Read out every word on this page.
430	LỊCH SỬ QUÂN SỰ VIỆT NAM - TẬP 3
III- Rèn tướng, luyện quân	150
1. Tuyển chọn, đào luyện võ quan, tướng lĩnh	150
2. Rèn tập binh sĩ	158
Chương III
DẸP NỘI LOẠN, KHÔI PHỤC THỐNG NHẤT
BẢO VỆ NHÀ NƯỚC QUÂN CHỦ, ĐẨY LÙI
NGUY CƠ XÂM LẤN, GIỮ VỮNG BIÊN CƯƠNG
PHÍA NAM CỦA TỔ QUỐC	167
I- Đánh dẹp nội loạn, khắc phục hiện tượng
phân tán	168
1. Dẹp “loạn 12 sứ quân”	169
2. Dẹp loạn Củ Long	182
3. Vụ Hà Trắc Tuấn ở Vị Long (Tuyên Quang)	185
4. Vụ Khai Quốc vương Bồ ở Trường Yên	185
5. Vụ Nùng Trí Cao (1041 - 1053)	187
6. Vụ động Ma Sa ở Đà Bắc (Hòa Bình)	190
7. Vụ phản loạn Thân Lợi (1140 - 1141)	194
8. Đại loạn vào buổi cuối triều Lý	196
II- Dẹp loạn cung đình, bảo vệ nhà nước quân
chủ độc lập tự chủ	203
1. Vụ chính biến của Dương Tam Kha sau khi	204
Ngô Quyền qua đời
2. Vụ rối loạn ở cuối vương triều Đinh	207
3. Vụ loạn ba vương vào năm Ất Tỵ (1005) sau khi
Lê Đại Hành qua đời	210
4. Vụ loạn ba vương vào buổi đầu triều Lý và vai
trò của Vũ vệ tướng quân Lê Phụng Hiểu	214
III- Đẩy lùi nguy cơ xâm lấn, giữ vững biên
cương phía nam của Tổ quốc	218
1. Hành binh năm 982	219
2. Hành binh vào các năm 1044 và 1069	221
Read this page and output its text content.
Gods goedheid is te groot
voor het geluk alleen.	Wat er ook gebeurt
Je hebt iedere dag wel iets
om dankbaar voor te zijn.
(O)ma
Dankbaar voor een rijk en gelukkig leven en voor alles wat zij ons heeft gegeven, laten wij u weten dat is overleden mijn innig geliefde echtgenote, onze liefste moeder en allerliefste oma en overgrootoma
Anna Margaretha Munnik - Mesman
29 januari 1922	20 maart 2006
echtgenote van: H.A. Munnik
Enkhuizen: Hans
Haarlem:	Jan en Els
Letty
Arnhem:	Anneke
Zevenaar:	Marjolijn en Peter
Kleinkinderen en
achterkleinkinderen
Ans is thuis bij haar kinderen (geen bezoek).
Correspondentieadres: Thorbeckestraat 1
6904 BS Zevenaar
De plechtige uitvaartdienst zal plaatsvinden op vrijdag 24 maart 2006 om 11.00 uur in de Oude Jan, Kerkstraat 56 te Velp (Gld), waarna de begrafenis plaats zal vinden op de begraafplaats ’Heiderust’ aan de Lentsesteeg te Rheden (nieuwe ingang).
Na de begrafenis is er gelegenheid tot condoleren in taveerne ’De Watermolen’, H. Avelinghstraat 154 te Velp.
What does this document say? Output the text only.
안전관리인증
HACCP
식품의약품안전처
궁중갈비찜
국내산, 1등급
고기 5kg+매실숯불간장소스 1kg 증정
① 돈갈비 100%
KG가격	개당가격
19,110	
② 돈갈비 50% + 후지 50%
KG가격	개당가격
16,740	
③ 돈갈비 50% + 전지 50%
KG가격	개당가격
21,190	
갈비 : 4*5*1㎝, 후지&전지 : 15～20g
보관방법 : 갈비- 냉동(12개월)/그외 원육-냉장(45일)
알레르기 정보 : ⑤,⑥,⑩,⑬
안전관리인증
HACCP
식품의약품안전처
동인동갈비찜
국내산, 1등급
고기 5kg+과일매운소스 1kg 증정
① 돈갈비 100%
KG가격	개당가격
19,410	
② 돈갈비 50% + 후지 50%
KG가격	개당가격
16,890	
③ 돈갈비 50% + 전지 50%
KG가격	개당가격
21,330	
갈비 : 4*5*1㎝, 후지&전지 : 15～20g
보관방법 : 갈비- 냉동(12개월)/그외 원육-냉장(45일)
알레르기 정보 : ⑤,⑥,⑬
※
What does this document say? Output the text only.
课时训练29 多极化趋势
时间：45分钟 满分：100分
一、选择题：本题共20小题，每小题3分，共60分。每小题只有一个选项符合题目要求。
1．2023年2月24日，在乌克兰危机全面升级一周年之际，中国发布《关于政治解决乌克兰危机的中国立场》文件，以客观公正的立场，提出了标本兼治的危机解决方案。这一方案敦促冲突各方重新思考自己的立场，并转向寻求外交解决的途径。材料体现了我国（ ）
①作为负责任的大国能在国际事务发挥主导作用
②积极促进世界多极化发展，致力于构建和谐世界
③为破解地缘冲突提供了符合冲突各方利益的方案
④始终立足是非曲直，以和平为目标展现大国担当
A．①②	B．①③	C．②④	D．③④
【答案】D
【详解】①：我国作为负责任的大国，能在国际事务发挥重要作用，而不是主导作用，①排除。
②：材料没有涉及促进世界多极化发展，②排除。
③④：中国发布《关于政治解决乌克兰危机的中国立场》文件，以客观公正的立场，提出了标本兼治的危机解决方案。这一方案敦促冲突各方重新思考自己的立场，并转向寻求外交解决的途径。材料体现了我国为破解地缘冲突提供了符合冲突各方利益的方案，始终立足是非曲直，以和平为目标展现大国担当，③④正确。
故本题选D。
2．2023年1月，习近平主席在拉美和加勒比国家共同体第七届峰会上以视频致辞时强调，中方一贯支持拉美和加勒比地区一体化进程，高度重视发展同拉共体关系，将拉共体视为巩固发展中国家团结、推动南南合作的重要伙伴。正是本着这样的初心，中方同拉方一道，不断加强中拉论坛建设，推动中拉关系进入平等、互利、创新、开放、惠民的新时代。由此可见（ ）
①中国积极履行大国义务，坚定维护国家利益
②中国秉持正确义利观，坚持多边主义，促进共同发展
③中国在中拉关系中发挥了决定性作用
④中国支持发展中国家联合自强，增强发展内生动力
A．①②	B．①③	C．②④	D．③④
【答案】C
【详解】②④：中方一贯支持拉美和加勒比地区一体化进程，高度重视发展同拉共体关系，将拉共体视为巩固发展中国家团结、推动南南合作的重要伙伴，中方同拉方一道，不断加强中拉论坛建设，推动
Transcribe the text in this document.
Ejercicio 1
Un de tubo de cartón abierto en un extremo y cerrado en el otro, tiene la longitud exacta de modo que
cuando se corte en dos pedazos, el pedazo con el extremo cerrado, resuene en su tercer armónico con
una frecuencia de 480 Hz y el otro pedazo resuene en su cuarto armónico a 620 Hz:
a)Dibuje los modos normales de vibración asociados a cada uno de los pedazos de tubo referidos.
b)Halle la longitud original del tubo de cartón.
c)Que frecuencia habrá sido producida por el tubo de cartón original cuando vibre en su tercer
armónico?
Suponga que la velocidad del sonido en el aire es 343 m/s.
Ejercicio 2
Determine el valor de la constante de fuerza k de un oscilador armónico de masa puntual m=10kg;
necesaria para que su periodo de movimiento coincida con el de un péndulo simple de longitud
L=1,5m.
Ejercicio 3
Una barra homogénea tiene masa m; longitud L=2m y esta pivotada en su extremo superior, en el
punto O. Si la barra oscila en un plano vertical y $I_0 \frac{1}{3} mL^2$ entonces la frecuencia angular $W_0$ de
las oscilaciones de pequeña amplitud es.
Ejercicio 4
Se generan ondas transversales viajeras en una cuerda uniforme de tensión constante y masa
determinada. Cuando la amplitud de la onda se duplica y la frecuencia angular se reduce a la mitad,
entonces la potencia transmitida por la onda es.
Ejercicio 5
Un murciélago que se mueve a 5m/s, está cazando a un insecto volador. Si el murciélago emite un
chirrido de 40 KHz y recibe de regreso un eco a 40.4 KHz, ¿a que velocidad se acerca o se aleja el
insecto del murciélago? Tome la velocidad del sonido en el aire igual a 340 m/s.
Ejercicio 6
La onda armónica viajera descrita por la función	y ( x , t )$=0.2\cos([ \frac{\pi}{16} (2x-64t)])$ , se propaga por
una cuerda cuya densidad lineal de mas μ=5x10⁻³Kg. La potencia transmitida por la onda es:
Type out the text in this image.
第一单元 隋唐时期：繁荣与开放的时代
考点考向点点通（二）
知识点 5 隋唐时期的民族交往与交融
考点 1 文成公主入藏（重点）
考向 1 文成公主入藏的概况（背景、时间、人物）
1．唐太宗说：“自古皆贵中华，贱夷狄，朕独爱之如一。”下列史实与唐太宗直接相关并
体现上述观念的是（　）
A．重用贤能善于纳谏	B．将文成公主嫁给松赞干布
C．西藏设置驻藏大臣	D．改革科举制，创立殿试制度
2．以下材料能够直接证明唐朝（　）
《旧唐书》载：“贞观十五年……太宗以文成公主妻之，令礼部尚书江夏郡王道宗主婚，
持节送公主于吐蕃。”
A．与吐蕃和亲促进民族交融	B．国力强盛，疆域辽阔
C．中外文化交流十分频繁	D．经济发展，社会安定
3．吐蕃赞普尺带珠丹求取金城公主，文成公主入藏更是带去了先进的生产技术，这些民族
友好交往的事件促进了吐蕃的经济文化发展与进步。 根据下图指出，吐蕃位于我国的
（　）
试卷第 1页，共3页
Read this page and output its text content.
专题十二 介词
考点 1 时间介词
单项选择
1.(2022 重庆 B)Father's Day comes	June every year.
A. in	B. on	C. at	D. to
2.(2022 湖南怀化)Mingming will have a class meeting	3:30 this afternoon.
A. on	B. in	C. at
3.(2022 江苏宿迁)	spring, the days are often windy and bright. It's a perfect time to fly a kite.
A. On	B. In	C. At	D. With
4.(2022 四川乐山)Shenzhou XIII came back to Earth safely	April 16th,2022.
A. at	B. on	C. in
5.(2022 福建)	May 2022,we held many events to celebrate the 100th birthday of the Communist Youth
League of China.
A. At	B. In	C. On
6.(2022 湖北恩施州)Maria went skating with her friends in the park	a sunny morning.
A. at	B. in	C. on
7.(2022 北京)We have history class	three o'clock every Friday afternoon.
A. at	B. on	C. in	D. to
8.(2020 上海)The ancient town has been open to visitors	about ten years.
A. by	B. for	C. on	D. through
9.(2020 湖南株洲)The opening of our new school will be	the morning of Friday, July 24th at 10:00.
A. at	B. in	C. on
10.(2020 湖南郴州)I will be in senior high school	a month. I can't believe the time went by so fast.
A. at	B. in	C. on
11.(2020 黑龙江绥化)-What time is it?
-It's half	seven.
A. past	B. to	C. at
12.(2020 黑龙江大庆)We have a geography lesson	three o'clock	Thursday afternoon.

= = = = =

**WRITTEN REQUEST**. Copy all lines from the material that include "longitud".

**THE COMPLETED TASK**.
Un de tubo de cartón abierto en un extremo y cerrado en el otro, tiene la longitud exacta de modo que
b)Halle la longitud original del tubo de cartón.
necesaria para que su periodo de movimiento coincida con el de un péndulo simple de longitud
Una barra homogénea tiene masa m; longitud L=2m y esta pivotada en su extremo superior, en el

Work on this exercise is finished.